■ Short task ■
Quote the lines below from the one containing "Extract the structured" to the final line, both ends included; exclude the pictures.

::: Data :::

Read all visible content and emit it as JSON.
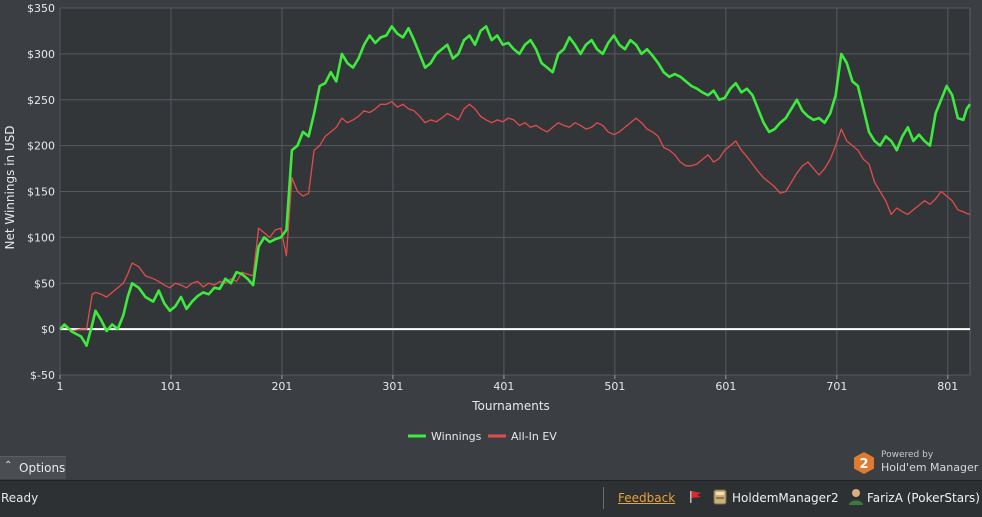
{
  "chart_data": {
    "type": "line",
    "xlabel": "Tournaments",
    "ylabel": "Net Winnings in USD",
    "xlim": [
      1,
      821
    ],
    "ylim": [
      -50,
      350
    ],
    "x_ticks": [
      1,
      101,
      201,
      301,
      401,
      501,
      601,
      701,
      801
    ],
    "x_tick_labels": [
      "1",
      "101",
      "201",
      "301",
      "401",
      "501",
      "601",
      "701",
      "801"
    ],
    "y_ticks": [
      -50,
      0,
      50,
      100,
      150,
      200,
      250,
      300,
      350
    ],
    "y_tick_labels": [
      "$-50",
      "$0",
      "$50",
      "$100",
      "$150",
      "$200",
      "$250",
      "$300",
      "$350"
    ],
    "grid": true,
    "zero_line": true,
    "legend_position": "bottom-center",
    "series": [
      {
        "name": "Winnings",
        "color": "#3dea3d",
        "x": [
          1,
          5,
          12,
          20,
          25,
          30,
          33,
          38,
          43,
          48,
          53,
          58,
          62,
          66,
          72,
          78,
          85,
          90,
          95,
          100,
          105,
          110,
          115,
          120,
          125,
          130,
          135,
          140,
          145,
          150,
          155,
          160,
          165,
          170,
          175,
          180,
          185,
          190,
          195,
          200,
          205,
          210,
          215,
          220,
          225,
          230,
          235,
          240,
          245,
          250,
          255,
          260,
          265,
          270,
          275,
          280,
          285,
          290,
          295,
          300,
          305,
          310,
          315,
          320,
          325,
          330,
          335,
          340,
          345,
          350,
          355,
          360,
          365,
          370,
          375,
          380,
          385,
          390,
          395,
          400,
          405,
          410,
          415,
          420,
          425,
          430,
          435,
          440,
          445,
          450,
          455,
          460,
          465,
          470,
          475,
          480,
          485,
          490,
          495,
          500,
          505,
          510,
          515,
          520,
          525,
          530,
          535,
          540,
          545,
          550,
          555,
          560,
          565,
          570,
          575,
          580,
          585,
          590,
          595,
          600,
          605,
          610,
          615,
          620,
          625,
          630,
          635,
          640,
          645,
          650,
          655,
          660,
          665,
          670,
          675,
          680,
          685,
          690,
          695,
          700,
          705,
          710,
          715,
          720,
          725,
          730,
          735,
          740,
          745,
          750,
          755,
          760,
          765,
          770,
          775,
          780,
          785,
          790,
          795,
          800,
          805,
          810,
          815,
          818,
          821
        ],
        "y": [
          0,
          5,
          -3,
          -8,
          -18,
          5,
          20,
          10,
          -2,
          5,
          0,
          15,
          35,
          50,
          45,
          35,
          30,
          42,
          28,
          20,
          25,
          35,
          22,
          30,
          36,
          40,
          38,
          45,
          44,
          55,
          50,
          62,
          60,
          55,
          48,
          90,
          100,
          95,
          98,
          100,
          108,
          195,
          200,
          215,
          210,
          235,
          265,
          268,
          280,
          270,
          300,
          290,
          285,
          295,
          310,
          320,
          312,
          318,
          320,
          330,
          322,
          318,
          328,
          315,
          300,
          285,
          290,
          300,
          305,
          310,
          295,
          300,
          315,
          320,
          310,
          325,
          330,
          315,
          320,
          310,
          312,
          305,
          300,
          310,
          315,
          305,
          290,
          285,
          280,
          300,
          305,
          318,
          310,
          300,
          310,
          315,
          305,
          300,
          312,
          320,
          310,
          305,
          315,
          310,
          300,
          305,
          298,
          290,
          280,
          275,
          278,
          275,
          270,
          265,
          262,
          258,
          255,
          260,
          250,
          252,
          262,
          268,
          258,
          262,
          255,
          240,
          225,
          215,
          218,
          225,
          230,
          240,
          250,
          238,
          232,
          228,
          230,
          225,
          235,
          255,
          300,
          290,
          270,
          265,
          240,
          215,
          205,
          200,
          210,
          205,
          195,
          210,
          220,
          205,
          212,
          205,
          200,
          235,
          250,
          265,
          255,
          230,
          228,
          240,
          245
        ]
      },
      {
        "name": "All-In EV",
        "color": "#e04c4c",
        "x": [
          1,
          5,
          12,
          20,
          25,
          30,
          33,
          38,
          43,
          48,
          53,
          58,
          62,
          66,
          72,
          78,
          85,
          90,
          95,
          100,
          105,
          110,
          115,
          120,
          125,
          130,
          135,
          140,
          145,
          150,
          155,
          160,
          165,
          170,
          175,
          180,
          185,
          190,
          195,
          200,
          205,
          210,
          215,
          220,
          225,
          230,
          235,
          240,
          245,
          250,
          255,
          260,
          265,
          270,
          275,
          280,
          285,
          290,
          295,
          300,
          305,
          310,
          315,
          320,
          325,
          330,
          335,
          340,
          345,
          350,
          355,
          360,
          365,
          370,
          375,
          380,
          385,
          390,
          395,
          400,
          405,
          410,
          415,
          420,
          425,
          430,
          435,
          440,
          445,
          450,
          455,
          460,
          465,
          470,
          475,
          480,
          485,
          490,
          495,
          500,
          505,
          510,
          515,
          520,
          525,
          530,
          535,
          540,
          545,
          550,
          555,
          560,
          565,
          570,
          575,
          580,
          585,
          590,
          595,
          600,
          605,
          610,
          615,
          620,
          625,
          630,
          635,
          640,
          645,
          650,
          655,
          660,
          665,
          670,
          675,
          680,
          685,
          690,
          695,
          700,
          705,
          710,
          715,
          720,
          725,
          730,
          735,
          740,
          745,
          750,
          755,
          760,
          765,
          770,
          775,
          780,
          785,
          790,
          795,
          800,
          805,
          810,
          815,
          818,
          821
        ],
        "y": [
          0,
          3,
          -2,
          0,
          0,
          38,
          40,
          38,
          35,
          40,
          45,
          50,
          60,
          72,
          68,
          58,
          55,
          52,
          48,
          45,
          50,
          48,
          45,
          50,
          52,
          46,
          50,
          48,
          52,
          50,
          55,
          52,
          62,
          60,
          58,
          110,
          105,
          100,
          108,
          110,
          80,
          165,
          150,
          145,
          148,
          195,
          200,
          210,
          215,
          220,
          230,
          225,
          228,
          232,
          238,
          236,
          240,
          245,
          245,
          248,
          242,
          245,
          240,
          238,
          232,
          225,
          228,
          226,
          230,
          235,
          232,
          228,
          240,
          245,
          240,
          232,
          228,
          225,
          228,
          226,
          230,
          228,
          222,
          225,
          220,
          222,
          218,
          215,
          220,
          225,
          222,
          220,
          225,
          222,
          218,
          220,
          225,
          222,
          215,
          212,
          215,
          220,
          225,
          230,
          225,
          218,
          215,
          210,
          198,
          195,
          190,
          182,
          178,
          178,
          180,
          185,
          190,
          182,
          186,
          195,
          200,
          205,
          195,
          188,
          180,
          172,
          165,
          160,
          155,
          148,
          150,
          160,
          170,
          178,
          182,
          175,
          168,
          175,
          185,
          200,
          218,
          205,
          200,
          195,
          185,
          180,
          160,
          150,
          140,
          125,
          132,
          128,
          125,
          130,
          135,
          140,
          136,
          142,
          150,
          145,
          140,
          130,
          128,
          126,
          125
        ]
      }
    ]
  },
  "options": {
    "label": "Options",
    "arrow": "⌃"
  },
  "powered_by": {
    "line1": "Powered by",
    "line2": "Hold'em Manager",
    "logo_text": "2"
  },
  "status": {
    "ready": "Ready",
    "feedback": "Feedback",
    "app": "HoldemManager2",
    "player": "FarizA (PokerStars)"
  },
  "colors": {
    "background": "#3b3f43",
    "grid": "#55595d",
    "zero_line": "#ffffff",
    "feedback": "#e8a23a"
  }
}
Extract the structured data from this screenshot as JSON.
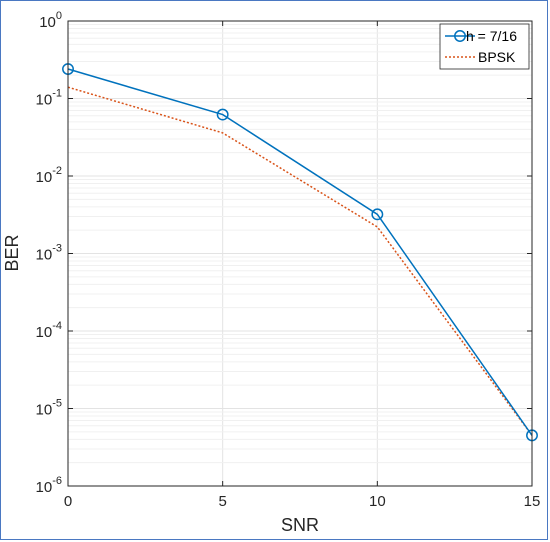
{
  "chart_data": {
    "type": "line",
    "title": "",
    "xlabel": "SNR",
    "ylabel": "BER",
    "x_scale": "linear",
    "y_scale": "log",
    "xlim": [
      0,
      15
    ],
    "ylim": [
      1e-06,
      1
    ],
    "xticks": [
      0,
      5,
      10,
      15
    ],
    "xtick_labels": [
      "0",
      "5",
      "10",
      "15"
    ],
    "yticks": [
      1e-06,
      1e-05,
      0.0001,
      0.001,
      0.01,
      0.1,
      1
    ],
    "ytick_labels": [
      {
        "base": "10",
        "exp": "-6"
      },
      {
        "base": "10",
        "exp": "-5"
      },
      {
        "base": "10",
        "exp": "-4"
      },
      {
        "base": "10",
        "exp": "-3"
      },
      {
        "base": "10",
        "exp": "-2"
      },
      {
        "base": "10",
        "exp": "-1"
      },
      {
        "base": "10",
        "exp": "0"
      }
    ],
    "grid": true,
    "legend_position": "top-right",
    "series": [
      {
        "name": "h = 7/16",
        "color": "#0072BD",
        "line_style": "solid",
        "marker": "circle",
        "x": [
          0,
          5,
          10,
          15
        ],
        "y": [
          0.24,
          0.062,
          0.0032,
          4.5e-06
        ]
      },
      {
        "name": "BPSK",
        "color": "#D95319",
        "line_style": "dotted",
        "marker": "none",
        "x": [
          0,
          5,
          10,
          15
        ],
        "y": [
          0.14,
          0.036,
          0.0022,
          4.5e-06
        ]
      }
    ]
  }
}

:::

■ Answer ■
Extract the structured data from this screenshot as JSON.
{
  "chart_data": {
    "type": "line",
    "title": "",
    "xlabel": "SNR",
    "ylabel": "BER",
    "x_scale": "linear",
    "y_scale": "log",
    "xlim": [
      0,
      15
    ],
    "ylim": [
      1e-06,
      1
    ],
    "xticks": [
      0,
      5,
      10,
      15
    ],
    "xtick_labels": [
      "0",
      "5",
      "10",
      "15"
    ],
    "yticks": [
      1e-06,
      1e-05,
      0.0001,
      0.001,
      0.01,
      0.1,
      1
    ],
    "ytick_labels": [
      {
        "base": "10",
        "exp": "-6"
      },
      {
        "base": "10",
        "exp": "-5"
      },
      {
        "base": "10",
        "exp": "-4"
      },
      {
        "base": "10",
        "exp": "-3"
      },
      {
        "base": "10",
        "exp": "-2"
      },
      {
        "base": "10",
        "exp": "-1"
      },
      {
        "base": "10",
        "exp": "0"
      }
    ],
    "grid": true,
    "legend_position": "top-right",
    "series": [
      {
        "name": "h = 7/16",
        "color": "#0072BD",
        "line_style": "solid",
        "marker": "circle",
        "x": [
          0,
          5,
          10,
          15
        ],
        "y": [
          0.24,
          0.062,
          0.0032,
          4.5e-06
        ]
      },
      {
        "name": "BPSK",
        "color": "#D95319",
        "line_style": "dotted",
        "marker": "none",
        "x": [
          0,
          5,
          10,
          15
        ],
        "y": [
          0.14,
          0.036,
          0.0022,
          4.5e-06
        ]
      }
    ]
  }
}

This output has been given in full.